**Task prompt**
Write out every entry again exactly as it stands.

Data provided: Begin

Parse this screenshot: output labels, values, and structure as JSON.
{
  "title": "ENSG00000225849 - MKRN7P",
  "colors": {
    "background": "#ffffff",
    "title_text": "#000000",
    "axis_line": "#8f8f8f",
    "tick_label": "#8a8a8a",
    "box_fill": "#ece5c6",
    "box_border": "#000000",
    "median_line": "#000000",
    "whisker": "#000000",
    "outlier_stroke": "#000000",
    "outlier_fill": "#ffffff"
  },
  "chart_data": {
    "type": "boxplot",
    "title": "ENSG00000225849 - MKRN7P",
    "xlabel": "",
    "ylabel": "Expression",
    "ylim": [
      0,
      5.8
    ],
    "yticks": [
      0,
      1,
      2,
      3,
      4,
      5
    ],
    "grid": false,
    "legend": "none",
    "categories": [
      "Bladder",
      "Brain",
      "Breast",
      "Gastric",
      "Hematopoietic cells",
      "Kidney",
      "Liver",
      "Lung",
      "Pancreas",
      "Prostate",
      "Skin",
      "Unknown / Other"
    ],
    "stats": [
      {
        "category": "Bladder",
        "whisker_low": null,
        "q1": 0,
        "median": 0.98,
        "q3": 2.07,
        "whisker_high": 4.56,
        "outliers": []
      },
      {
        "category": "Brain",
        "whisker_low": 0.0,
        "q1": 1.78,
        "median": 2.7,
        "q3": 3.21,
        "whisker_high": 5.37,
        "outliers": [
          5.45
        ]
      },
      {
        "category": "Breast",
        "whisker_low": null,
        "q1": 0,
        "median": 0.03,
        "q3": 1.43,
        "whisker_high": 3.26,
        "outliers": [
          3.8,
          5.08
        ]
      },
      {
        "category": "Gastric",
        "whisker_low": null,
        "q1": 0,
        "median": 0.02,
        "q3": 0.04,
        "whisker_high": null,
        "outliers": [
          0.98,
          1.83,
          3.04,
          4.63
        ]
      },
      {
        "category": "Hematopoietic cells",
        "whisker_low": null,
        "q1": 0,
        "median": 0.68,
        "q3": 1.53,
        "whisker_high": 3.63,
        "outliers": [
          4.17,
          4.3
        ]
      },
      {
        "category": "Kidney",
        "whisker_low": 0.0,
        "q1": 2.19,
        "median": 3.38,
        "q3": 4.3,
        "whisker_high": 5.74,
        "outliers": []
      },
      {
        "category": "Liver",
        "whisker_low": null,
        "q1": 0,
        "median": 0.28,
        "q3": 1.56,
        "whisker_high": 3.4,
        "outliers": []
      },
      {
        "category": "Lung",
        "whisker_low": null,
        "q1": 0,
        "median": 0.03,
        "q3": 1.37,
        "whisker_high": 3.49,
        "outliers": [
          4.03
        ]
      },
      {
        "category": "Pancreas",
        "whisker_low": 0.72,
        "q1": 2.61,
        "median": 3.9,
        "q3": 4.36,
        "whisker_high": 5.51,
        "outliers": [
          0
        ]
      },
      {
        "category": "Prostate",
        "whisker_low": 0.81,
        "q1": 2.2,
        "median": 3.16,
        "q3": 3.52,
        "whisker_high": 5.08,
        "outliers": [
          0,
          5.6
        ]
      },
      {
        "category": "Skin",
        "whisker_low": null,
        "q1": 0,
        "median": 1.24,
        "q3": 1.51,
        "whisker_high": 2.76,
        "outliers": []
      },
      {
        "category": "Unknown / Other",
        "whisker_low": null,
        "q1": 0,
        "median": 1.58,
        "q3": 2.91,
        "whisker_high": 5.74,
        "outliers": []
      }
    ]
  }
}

Data provided: End

**Problem solution**
Parse this screenshot: output labels, values, and structure as JSON.
{
  "title": "ENSG00000225849 - MKRN7P",
  "colors": {
    "background": "#ffffff",
    "title_text": "#000000",
    "axis_line": "#8f8f8f",
    "tick_label": "#8a8a8a",
    "box_fill": "#ece5c6",
    "box_border": "#000000",
    "median_line": "#000000",
    "whisker": "#000000",
    "outlier_stroke": "#000000",
    "outlier_fill": "#ffffff"
  },
  "chart_data": {
    "type": "boxplot",
    "title": "ENSG00000225849 - MKRN7P",
    "xlabel": "",
    "ylabel": "Expression",
    "ylim": [
      0,
      5.8
    ],
    "yticks": [
      0,
      1,
      2,
      3,
      4,
      5
    ],
    "grid": false,
    "legend": "none",
    "categories": [
      "Bladder",
      "Brain",
      "Breast",
      "Gastric",
      "Hematopoietic cells",
      "Kidney",
      "Liver",
      "Lung",
      "Pancreas",
      "Prostate",
      "Skin",
      "Unknown / Other"
    ],
    "stats": [
      {
        "category": "Bladder",
        "whisker_low": null,
        "q1": 0,
        "median": 0.98,
        "q3": 2.07,
        "whisker_high": 4.56,
        "outliers": []
      },
      {
        "category": "Brain",
        "whisker_low": 0.0,
        "q1": 1.78,
        "median": 2.7,
        "q3": 3.21,
        "whisker_high": 5.37,
        "outliers": [
          5.45
        ]
      },
      {
        "category": "Breast",
        "whisker_low": null,
        "q1": 0,
        "median": 0.03,
        "q3": 1.43,
        "whisker_high": 3.26,
        "outliers": [
          3.8,
          5.08
        ]
      },
      {
        "category": "Gastric",
        "whisker_low": null,
        "q1": 0,
        "median": 0.02,
        "q3": 0.04,
        "whisker_high": null,
        "outliers": [
          0.98,
          1.83,
          3.04,
          4.63
        ]
      },
      {
        "category": "Hematopoietic cells",
        "whisker_low": null,
        "q1": 0,
        "median": 0.68,
        "q3": 1.53,
        "whisker_high": 3.63,
        "outliers": [
          4.17,
          4.3
        ]
      },
      {
        "category": "Kidney",
        "whisker_low": 0.0,
        "q1": 2.19,
        "median": 3.38,
        "q3": 4.3,
        "whisker_high": 5.74,
        "outliers": []
      },
      {
        "category": "Liver",
        "whisker_low": null,
        "q1": 0,
        "median": 0.28,
        "q3": 1.56,
        "whisker_high": 3.4,
        "outliers": []
      },
      {
        "category": "Lung",
        "whisker_low": null,
        "q1": 0,
        "median": 0.03,
        "q3": 1.37,
        "whisker_high": 3.49,
        "outliers": [
          4.03
        ]
      },
      {
        "category": "Pancreas",
        "whisker_low": 0.72,
        "q1": 2.61,
        "median": 3.9,
        "q3": 4.36,
        "whisker_high": 5.51,
        "outliers": [
          0
        ]
      },
      {
        "category": "Prostate",
        "whisker_low": 0.81,
        "q1": 2.2,
        "median": 3.16,
        "q3": 3.52,
        "whisker_high": 5.08,
        "outliers": [
          0,
          5.6
        ]
      },
      {
        "category": "Skin",
        "whisker_low": null,
        "q1": 0,
        "median": 1.24,
        "q3": 1.51,
        "whisker_high": 2.76,
        "outliers": []
      },
      {
        "category": "Unknown / Other",
        "whisker_low": null,
        "q1": 0,
        "median": 1.58,
        "q3": 2.91,
        "whisker_high": 5.74,
        "outliers": []
      }
    ]
  }
}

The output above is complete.